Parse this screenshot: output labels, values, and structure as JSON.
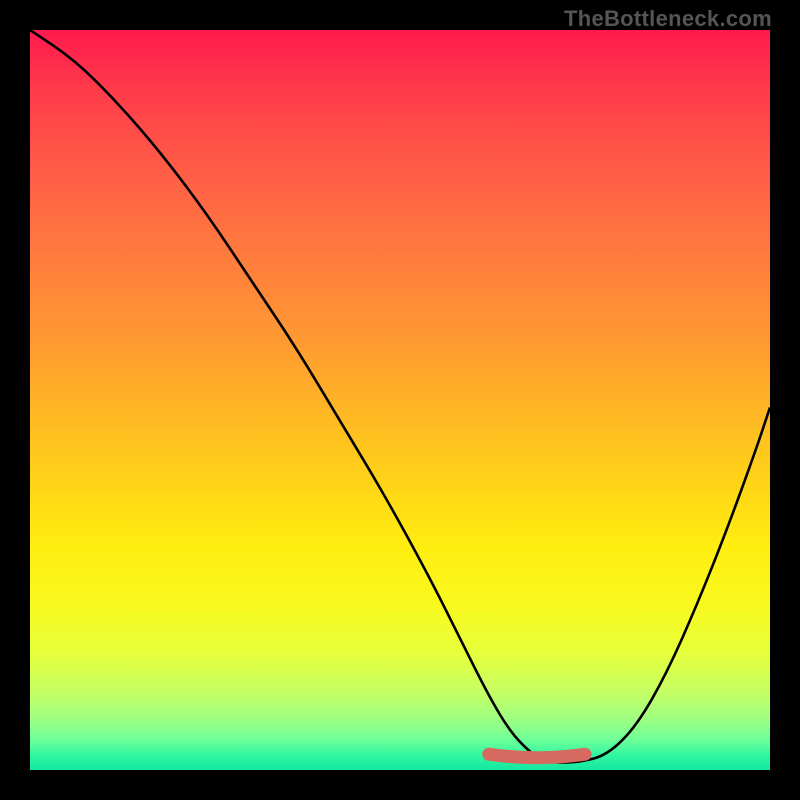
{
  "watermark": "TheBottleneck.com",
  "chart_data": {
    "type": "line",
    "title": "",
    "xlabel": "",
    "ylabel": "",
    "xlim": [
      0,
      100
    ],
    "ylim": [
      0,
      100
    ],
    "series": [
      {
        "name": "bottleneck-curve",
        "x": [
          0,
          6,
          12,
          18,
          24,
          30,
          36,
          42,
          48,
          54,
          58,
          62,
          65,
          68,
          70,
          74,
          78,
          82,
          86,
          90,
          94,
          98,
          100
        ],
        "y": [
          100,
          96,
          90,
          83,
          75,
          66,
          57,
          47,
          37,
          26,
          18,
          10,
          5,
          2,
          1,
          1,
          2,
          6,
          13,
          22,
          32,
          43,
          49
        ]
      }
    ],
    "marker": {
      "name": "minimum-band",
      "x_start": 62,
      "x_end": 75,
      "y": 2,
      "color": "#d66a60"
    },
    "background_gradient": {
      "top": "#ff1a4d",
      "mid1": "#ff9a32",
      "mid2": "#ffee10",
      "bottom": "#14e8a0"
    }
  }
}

...

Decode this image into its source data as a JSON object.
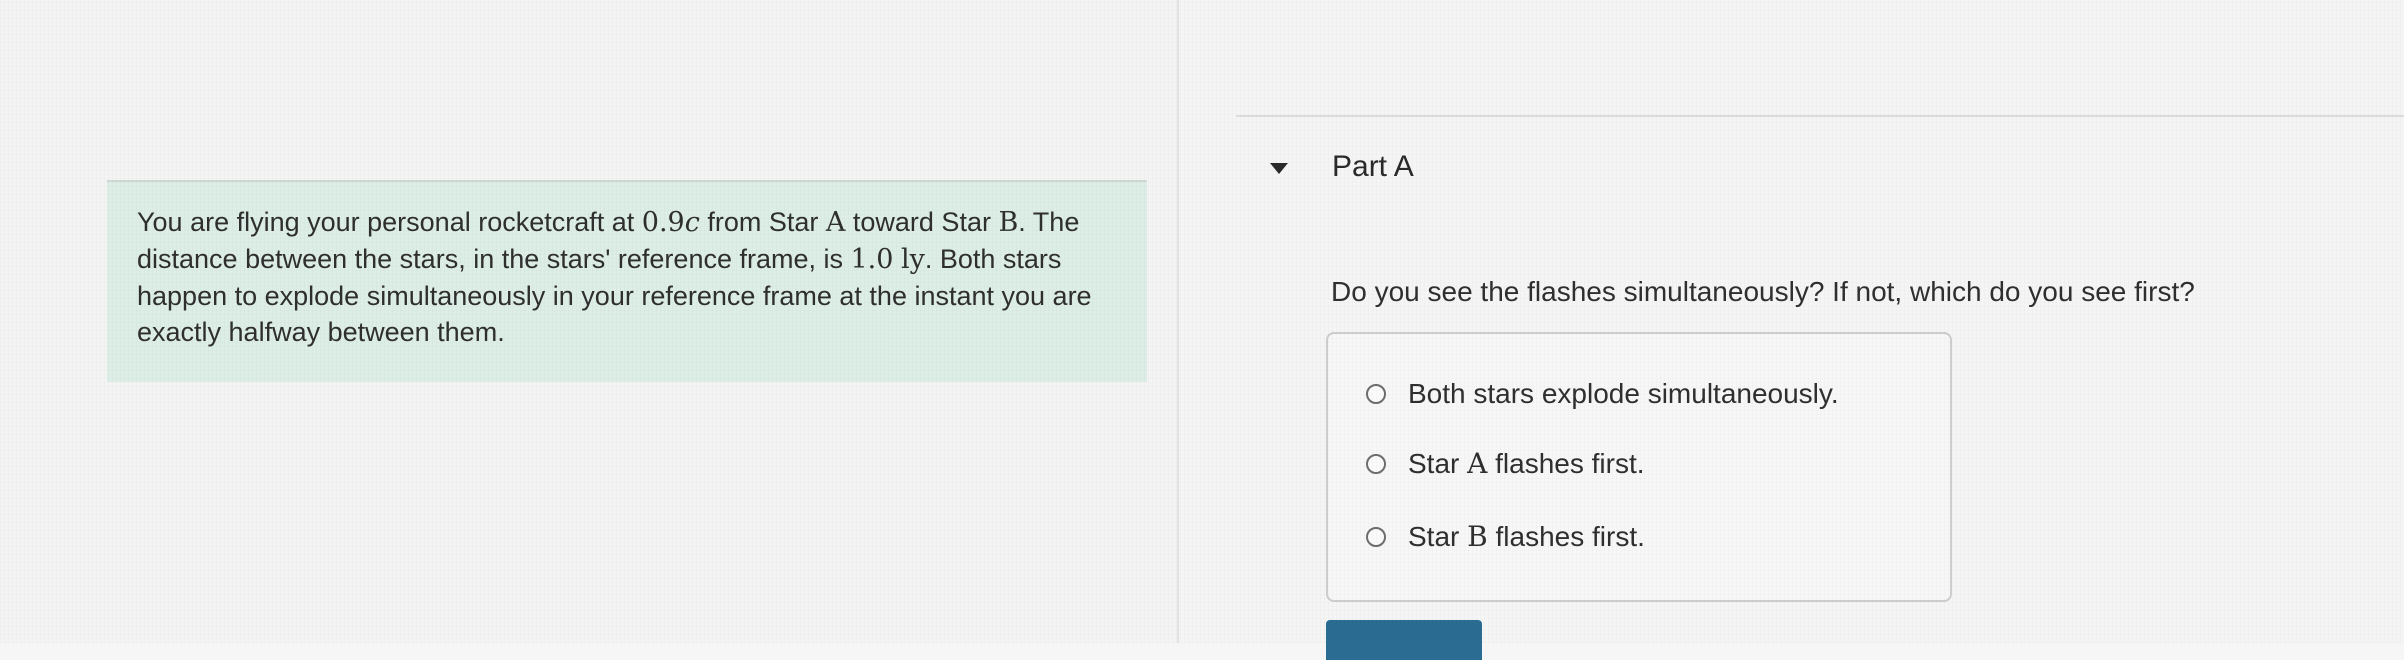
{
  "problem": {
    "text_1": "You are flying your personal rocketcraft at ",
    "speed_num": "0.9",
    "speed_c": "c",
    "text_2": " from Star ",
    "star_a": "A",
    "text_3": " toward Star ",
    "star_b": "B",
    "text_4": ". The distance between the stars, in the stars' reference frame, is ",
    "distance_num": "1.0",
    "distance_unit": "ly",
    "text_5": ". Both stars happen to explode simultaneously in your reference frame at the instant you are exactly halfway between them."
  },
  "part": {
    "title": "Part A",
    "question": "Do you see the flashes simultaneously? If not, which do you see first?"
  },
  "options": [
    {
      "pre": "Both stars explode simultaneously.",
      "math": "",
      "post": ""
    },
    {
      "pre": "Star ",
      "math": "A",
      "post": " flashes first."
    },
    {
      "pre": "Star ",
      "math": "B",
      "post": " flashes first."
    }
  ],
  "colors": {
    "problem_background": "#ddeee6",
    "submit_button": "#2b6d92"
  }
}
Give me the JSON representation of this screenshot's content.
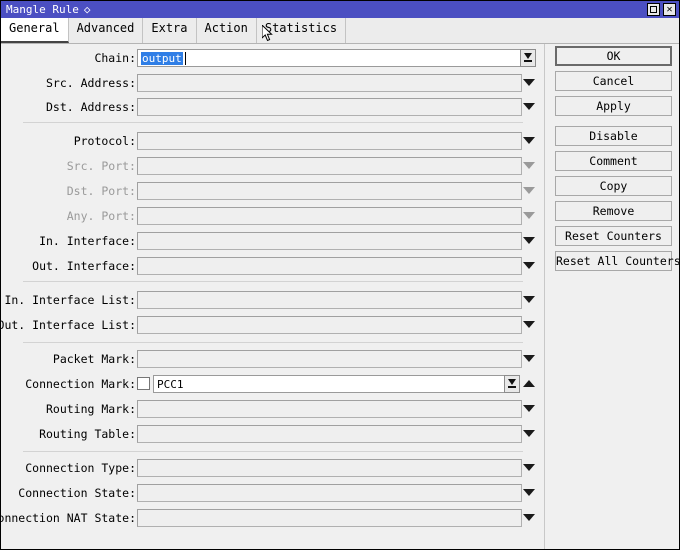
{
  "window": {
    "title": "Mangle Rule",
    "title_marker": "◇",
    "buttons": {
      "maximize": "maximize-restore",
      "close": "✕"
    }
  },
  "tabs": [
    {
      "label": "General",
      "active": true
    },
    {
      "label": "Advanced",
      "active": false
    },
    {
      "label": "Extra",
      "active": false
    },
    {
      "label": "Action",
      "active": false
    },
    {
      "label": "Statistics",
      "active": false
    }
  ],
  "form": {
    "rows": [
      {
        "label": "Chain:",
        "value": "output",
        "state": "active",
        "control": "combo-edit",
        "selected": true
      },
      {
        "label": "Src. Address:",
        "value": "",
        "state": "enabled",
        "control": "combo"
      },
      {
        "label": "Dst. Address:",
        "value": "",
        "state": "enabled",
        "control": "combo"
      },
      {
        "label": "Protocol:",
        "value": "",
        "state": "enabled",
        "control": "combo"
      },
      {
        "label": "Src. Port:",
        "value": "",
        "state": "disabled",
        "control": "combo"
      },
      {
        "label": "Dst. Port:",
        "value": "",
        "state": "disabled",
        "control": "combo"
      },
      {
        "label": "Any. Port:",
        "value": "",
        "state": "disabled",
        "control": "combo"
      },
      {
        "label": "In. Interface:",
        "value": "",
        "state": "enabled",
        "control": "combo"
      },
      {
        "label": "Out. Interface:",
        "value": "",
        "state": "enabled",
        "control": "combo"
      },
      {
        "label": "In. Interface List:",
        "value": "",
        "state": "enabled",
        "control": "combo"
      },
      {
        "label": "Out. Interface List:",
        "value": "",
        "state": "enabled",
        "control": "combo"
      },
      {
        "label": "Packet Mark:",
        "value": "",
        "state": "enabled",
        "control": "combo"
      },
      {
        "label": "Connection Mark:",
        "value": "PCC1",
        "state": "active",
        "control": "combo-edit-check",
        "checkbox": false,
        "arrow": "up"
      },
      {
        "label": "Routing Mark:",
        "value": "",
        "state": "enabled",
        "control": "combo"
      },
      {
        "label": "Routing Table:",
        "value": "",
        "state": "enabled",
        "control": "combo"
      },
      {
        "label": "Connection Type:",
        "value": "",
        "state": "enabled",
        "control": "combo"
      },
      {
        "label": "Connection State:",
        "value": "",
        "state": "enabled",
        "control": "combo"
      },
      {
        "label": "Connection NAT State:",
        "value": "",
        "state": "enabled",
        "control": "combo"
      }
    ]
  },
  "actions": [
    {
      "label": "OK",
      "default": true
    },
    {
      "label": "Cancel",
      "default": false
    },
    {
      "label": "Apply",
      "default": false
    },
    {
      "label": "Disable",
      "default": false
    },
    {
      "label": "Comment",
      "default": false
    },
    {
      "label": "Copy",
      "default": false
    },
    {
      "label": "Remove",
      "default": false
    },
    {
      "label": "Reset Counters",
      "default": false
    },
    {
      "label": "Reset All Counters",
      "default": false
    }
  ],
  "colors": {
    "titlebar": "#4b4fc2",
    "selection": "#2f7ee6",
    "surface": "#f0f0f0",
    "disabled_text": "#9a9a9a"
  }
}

...

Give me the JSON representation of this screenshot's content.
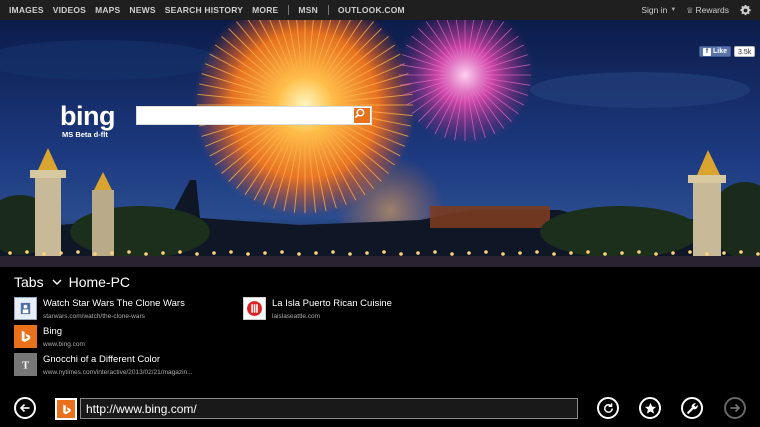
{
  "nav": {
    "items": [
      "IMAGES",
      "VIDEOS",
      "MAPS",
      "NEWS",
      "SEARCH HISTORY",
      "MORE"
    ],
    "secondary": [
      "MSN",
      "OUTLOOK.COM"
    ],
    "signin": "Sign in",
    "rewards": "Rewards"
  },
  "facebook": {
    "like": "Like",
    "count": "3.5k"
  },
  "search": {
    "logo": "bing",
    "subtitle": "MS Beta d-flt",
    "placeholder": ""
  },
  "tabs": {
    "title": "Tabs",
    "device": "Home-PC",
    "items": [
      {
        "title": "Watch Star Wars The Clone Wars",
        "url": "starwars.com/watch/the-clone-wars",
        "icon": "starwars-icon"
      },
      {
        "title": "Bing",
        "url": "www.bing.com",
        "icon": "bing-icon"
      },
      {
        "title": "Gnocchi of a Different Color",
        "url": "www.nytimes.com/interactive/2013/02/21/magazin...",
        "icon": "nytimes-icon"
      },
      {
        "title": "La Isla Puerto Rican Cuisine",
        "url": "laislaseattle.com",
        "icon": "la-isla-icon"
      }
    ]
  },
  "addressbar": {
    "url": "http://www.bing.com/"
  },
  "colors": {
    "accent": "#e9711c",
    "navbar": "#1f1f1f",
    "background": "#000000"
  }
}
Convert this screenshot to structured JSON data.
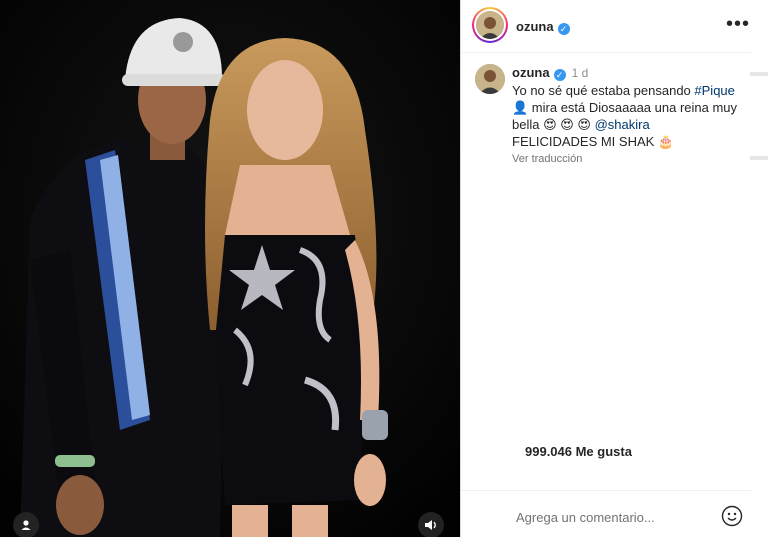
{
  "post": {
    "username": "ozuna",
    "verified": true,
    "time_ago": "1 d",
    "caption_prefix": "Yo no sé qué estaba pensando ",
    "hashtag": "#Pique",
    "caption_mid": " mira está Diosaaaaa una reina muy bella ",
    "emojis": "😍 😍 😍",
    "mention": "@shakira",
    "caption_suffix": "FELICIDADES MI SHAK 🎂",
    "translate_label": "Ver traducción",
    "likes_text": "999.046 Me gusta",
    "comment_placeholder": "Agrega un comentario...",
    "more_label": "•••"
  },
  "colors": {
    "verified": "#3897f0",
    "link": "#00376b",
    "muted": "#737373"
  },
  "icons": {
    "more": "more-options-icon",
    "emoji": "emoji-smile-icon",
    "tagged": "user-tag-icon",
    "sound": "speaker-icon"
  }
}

Problem to work on
Check every line of the data, and copy the ones that contain "reference".

Exercise response
    "text_4": ". The distance between the stars, in the stars' reference frame, is ",
    "text_5": ". Both stars happen to explode simultaneously in your reference frame at the instant you are exactly halfway between them."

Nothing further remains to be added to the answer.